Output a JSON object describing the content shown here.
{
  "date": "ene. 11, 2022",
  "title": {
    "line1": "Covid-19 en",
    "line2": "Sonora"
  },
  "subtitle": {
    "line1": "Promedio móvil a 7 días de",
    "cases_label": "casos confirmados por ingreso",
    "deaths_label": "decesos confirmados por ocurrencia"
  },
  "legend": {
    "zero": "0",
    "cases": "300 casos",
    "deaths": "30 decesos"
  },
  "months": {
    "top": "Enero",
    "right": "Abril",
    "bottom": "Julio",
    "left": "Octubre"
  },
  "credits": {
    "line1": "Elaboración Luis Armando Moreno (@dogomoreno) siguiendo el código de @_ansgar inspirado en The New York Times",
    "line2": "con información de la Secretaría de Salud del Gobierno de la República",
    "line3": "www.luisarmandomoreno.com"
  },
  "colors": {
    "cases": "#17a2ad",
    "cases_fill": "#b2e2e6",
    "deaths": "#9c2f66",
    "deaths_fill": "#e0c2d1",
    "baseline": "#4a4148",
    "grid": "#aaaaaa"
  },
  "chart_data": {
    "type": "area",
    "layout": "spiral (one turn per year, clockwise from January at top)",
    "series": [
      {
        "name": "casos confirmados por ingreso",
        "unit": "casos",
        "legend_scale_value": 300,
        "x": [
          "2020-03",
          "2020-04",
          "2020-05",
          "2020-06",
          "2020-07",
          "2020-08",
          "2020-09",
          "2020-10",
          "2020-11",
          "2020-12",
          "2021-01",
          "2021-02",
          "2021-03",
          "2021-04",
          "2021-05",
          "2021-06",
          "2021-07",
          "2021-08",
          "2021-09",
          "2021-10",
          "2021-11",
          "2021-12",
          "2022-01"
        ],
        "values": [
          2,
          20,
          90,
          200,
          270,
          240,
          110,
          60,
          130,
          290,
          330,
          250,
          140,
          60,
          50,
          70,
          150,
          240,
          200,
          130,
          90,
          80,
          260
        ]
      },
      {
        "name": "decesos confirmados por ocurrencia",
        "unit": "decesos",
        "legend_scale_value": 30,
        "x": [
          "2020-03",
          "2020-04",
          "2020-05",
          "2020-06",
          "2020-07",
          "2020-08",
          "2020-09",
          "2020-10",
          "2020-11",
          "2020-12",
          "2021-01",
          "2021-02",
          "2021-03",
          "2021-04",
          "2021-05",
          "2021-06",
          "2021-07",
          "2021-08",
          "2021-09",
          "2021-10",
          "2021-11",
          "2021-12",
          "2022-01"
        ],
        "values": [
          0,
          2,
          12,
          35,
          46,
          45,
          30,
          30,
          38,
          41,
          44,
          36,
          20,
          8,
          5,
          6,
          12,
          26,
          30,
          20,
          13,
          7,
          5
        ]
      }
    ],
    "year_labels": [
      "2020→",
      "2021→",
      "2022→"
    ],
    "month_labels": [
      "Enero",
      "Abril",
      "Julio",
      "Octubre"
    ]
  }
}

• Required work: How many of the listing's lines contain "ingreso"? Respond with a single number and nothing else.

• Task response: 2